▸ STATED EXERCISE: Would you extract the whole listing below and retype it exactly?
────────────────
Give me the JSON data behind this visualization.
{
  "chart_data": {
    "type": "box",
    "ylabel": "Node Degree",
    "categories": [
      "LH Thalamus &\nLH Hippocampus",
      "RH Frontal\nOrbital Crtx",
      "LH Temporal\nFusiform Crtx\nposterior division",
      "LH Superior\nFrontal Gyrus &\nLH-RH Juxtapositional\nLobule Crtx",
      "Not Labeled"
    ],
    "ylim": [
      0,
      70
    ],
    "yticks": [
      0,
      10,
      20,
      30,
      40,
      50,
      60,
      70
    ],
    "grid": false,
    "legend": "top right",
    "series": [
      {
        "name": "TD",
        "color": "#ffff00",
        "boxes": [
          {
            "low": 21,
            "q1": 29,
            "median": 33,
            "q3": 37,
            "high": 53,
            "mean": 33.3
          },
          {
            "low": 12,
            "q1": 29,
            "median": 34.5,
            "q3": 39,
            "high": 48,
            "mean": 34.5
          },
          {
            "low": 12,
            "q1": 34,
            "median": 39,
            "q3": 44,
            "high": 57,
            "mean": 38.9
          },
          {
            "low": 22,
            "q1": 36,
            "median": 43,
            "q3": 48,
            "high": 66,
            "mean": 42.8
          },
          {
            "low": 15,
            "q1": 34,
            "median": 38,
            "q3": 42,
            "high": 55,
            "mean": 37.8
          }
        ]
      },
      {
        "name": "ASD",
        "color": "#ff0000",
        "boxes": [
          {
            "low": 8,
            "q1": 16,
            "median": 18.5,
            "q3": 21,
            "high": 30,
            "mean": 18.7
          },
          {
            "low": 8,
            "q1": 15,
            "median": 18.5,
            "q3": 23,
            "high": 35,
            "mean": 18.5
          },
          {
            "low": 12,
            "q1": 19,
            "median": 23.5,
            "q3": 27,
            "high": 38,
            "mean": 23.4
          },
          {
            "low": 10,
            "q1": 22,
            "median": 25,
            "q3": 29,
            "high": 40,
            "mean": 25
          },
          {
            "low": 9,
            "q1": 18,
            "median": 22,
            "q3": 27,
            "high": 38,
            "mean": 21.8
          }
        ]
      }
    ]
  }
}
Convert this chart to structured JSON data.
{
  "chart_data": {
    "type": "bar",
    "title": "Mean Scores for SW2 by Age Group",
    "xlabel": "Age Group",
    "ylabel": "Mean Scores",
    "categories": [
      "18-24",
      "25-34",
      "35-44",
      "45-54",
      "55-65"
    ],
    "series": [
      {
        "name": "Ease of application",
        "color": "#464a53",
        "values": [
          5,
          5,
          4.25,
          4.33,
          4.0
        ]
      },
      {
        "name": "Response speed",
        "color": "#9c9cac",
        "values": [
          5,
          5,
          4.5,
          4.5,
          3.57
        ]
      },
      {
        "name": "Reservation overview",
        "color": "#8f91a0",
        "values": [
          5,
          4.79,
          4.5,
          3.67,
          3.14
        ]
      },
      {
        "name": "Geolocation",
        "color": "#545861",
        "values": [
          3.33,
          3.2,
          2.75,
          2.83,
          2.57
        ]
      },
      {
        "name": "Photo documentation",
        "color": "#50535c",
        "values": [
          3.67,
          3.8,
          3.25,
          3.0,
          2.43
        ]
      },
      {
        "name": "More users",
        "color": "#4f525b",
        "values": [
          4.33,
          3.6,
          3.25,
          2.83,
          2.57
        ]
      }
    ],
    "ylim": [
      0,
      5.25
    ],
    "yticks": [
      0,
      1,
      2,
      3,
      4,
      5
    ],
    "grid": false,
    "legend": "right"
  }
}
────────────────
▸ COMPLETED EXERCISE:
Give me the JSON data behind this visualization.
{
  "chart_data": {
    "type": "box",
    "ylabel": "Node Degree",
    "categories": [
      "LH Thalamus &\nLH Hippocampus",
      "RH Frontal\nOrbital Crtx",
      "LH Temporal\nFusiform Crtx\nposterior division",
      "LH Superior\nFrontal Gyrus &\nLH-RH Juxtapositional\nLobule Crtx",
      "Not Labeled"
    ],
    "ylim": [
      0,
      70
    ],
    "yticks": [
      0,
      10,
      20,
      30,
      40,
      50,
      60,
      70
    ],
    "grid": false,
    "legend": "top right",
    "series": [
      {
        "name": "TD",
        "color": "#ffff00",
        "boxes": [
          {
            "low": 21,
            "q1": 29,
            "median": 33,
            "q3": 37,
            "high": 53,
            "mean": 33.3
          },
          {
            "low": 12,
            "q1": 29,
            "median": 34.5,
            "q3": 39,
            "high": 48,
            "mean": 34.5
          },
          {
            "low": 12,
            "q1": 34,
            "median": 39,
            "q3": 44,
            "high": 57,
            "mean": 38.9
          },
          {
            "low": 22,
            "q1": 36,
            "median": 43,
            "q3": 48,
            "high": 66,
            "mean": 42.8
          },
          {
            "low": 15,
            "q1": 34,
            "median": 38,
            "q3": 42,
            "high": 55,
            "mean": 37.8
          }
        ]
      },
      {
        "name": "ASD",
        "color": "#ff0000",
        "boxes": [
          {
            "low": 8,
            "q1": 16,
            "median": 18.5,
            "q3": 21,
            "high": 30,
            "mean": 18.7
          },
          {
            "low": 8,
            "q1": 15,
            "median": 18.5,
            "q3": 23,
            "high": 35,
            "mean": 18.5
          },
          {
            "low": 12,
            "q1": 19,
            "median": 23.5,
            "q3": 27,
            "high": 38,
            "mean": 23.4
          },
          {
            "low": 10,
            "q1": 22,
            "median": 25,
            "q3": 29,
            "high": 40,
            "mean": 25
          },
          {
            "low": 9,
            "q1": 18,
            "median": 22,
            "q3": 27,
            "high": 38,
            "mean": 21.8
          }
        ]
      }
    ]
  }
}
Convert this chart to structured JSON data.
{
  "chart_data": {
    "type": "bar",
    "title": "Mean Scores for SW2 by Age Group",
    "xlabel": "Age Group",
    "ylabel": "Mean Scores",
    "categories": [
      "18-24",
      "25-34",
      "35-44",
      "45-54",
      "55-65"
    ],
    "series": [
      {
        "name": "Ease of application",
        "color": "#464a53",
        "values": [
          5,
          5,
          4.25,
          4.33,
          4.0
        ]
      },
      {
        "name": "Response speed",
        "color": "#9c9cac",
        "values": [
          5,
          5,
          4.5,
          4.5,
          3.57
        ]
      },
      {
        "name": "Reservation overview",
        "color": "#8f91a0",
        "values": [
          5,
          4.79,
          4.5,
          3.67,
          3.14
        ]
      },
      {
        "name": "Geolocation",
        "color": "#545861",
        "values": [
          3.33,
          3.2,
          2.75,
          2.83,
          2.57
        ]
      },
      {
        "name": "Photo documentation",
        "color": "#50535c",
        "values": [
          3.67,
          3.8,
          3.25,
          3.0,
          2.43
        ]
      },
      {
        "name": "More users",
        "color": "#4f525b",
        "values": [
          4.33,
          3.6,
          3.25,
          2.83,
          2.57
        ]
      }
    ],
    "ylim": [
      0,
      5.25
    ],
    "yticks": [
      0,
      1,
      2,
      3,
      4,
      5
    ],
    "grid": false,
    "legend": "right"
  }
}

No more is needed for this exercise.